MATERIAL SUPPLIED start
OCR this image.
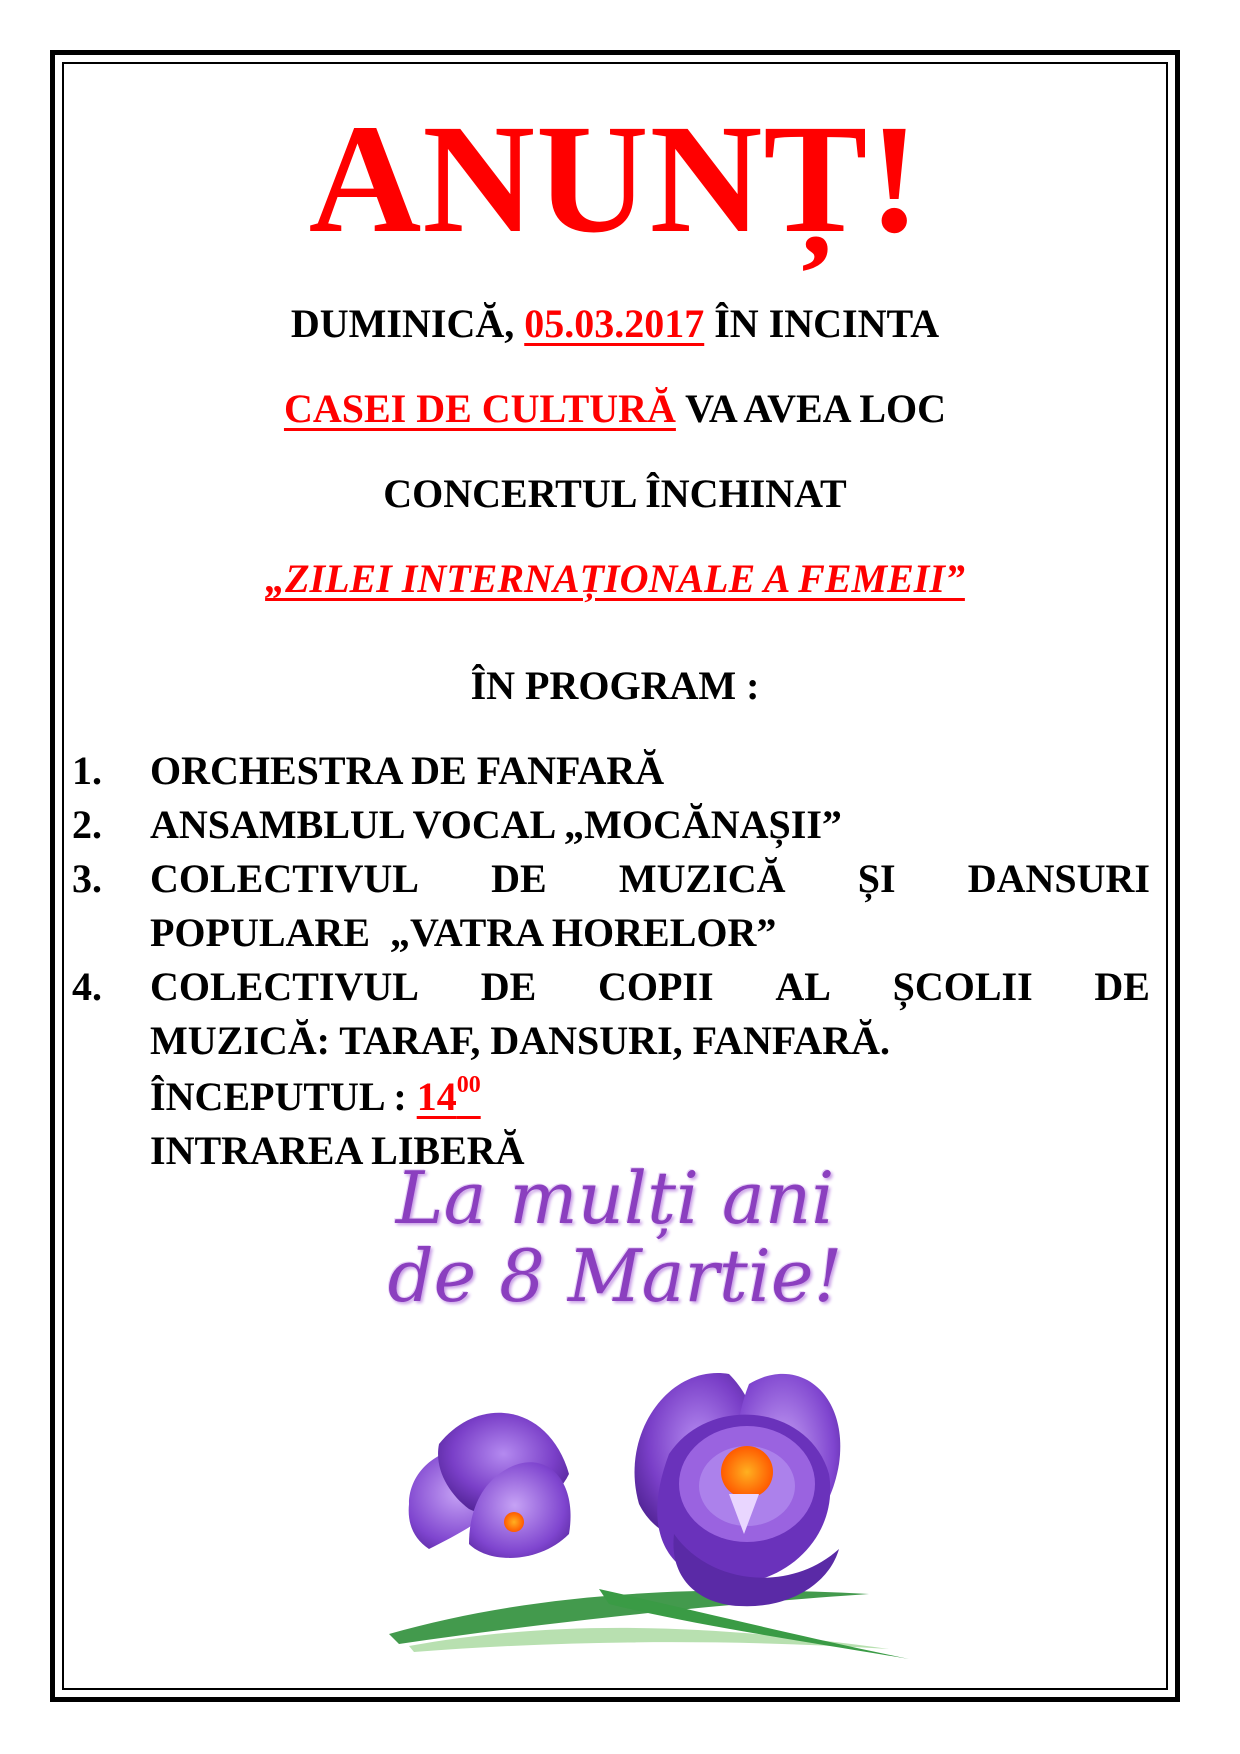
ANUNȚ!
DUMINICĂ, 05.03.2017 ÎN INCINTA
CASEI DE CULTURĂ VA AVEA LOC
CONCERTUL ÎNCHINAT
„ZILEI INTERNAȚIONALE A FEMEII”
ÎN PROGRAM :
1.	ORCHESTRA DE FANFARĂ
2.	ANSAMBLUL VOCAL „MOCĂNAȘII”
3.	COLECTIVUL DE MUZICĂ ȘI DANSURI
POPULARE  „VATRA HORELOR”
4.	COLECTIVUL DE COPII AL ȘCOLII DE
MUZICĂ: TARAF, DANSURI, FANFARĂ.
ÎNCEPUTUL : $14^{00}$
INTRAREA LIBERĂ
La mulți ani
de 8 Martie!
MATERIAL SUPPLIED end
MATERIAL SUPPLIED start
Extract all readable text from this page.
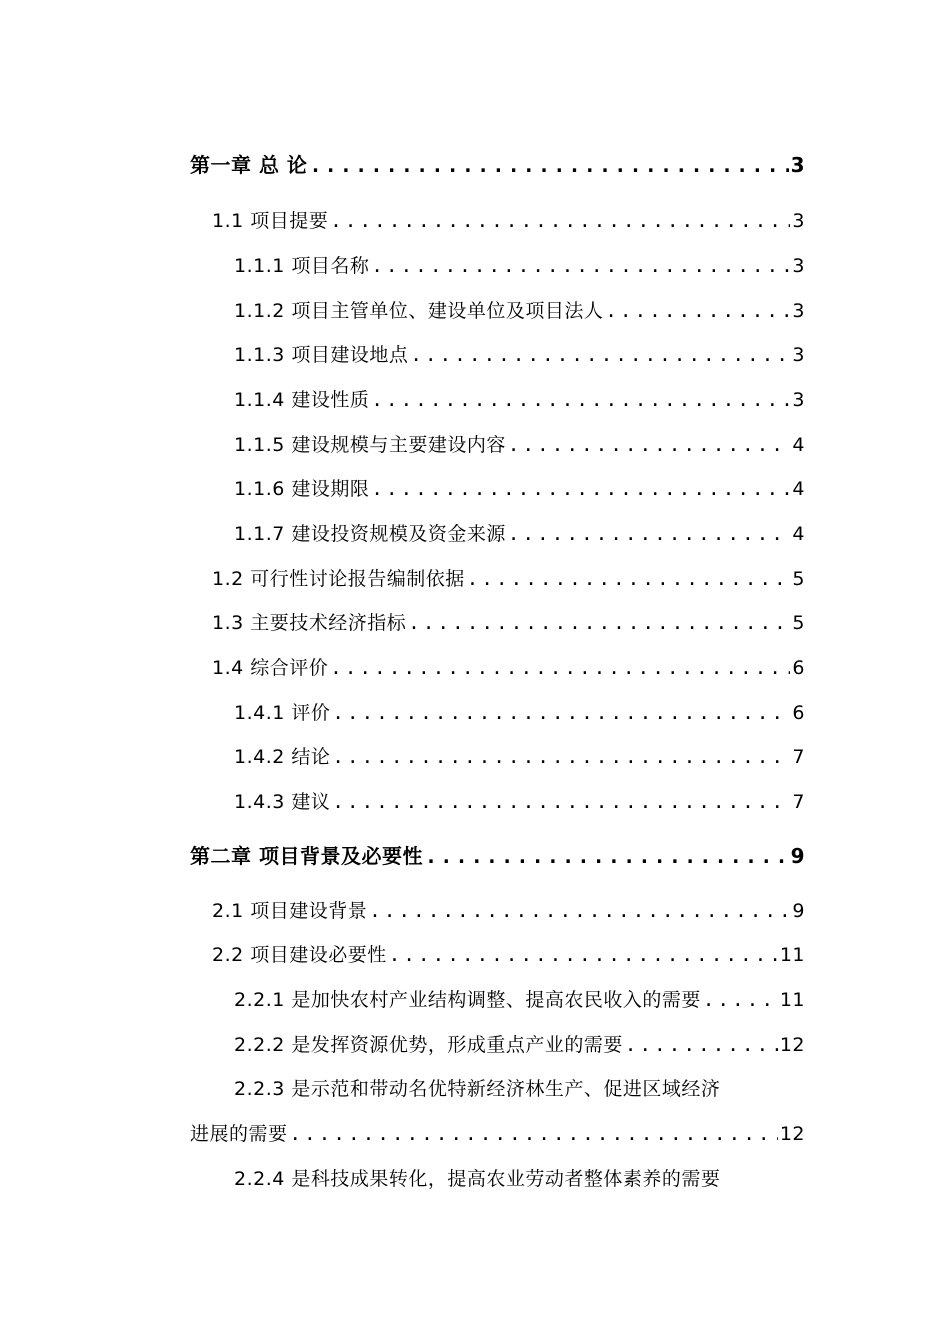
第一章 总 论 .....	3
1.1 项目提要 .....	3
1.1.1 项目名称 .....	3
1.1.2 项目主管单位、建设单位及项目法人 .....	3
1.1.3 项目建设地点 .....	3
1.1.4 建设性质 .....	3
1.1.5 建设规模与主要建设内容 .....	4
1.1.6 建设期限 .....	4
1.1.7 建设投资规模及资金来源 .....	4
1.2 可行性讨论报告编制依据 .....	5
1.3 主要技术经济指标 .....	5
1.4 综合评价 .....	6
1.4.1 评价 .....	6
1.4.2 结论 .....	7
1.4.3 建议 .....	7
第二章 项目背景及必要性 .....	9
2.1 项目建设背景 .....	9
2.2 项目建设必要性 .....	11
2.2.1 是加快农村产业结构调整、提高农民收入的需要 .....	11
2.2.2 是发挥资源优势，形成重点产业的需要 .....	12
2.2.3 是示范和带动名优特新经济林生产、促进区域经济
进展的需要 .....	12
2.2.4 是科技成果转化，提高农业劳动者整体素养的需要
MATERIAL SUPPLIED end
Find and count the lines of the data that include the string "FANFARĂ", and report that figure by itself.

▶ **EXPECTED OUTPUT**:
2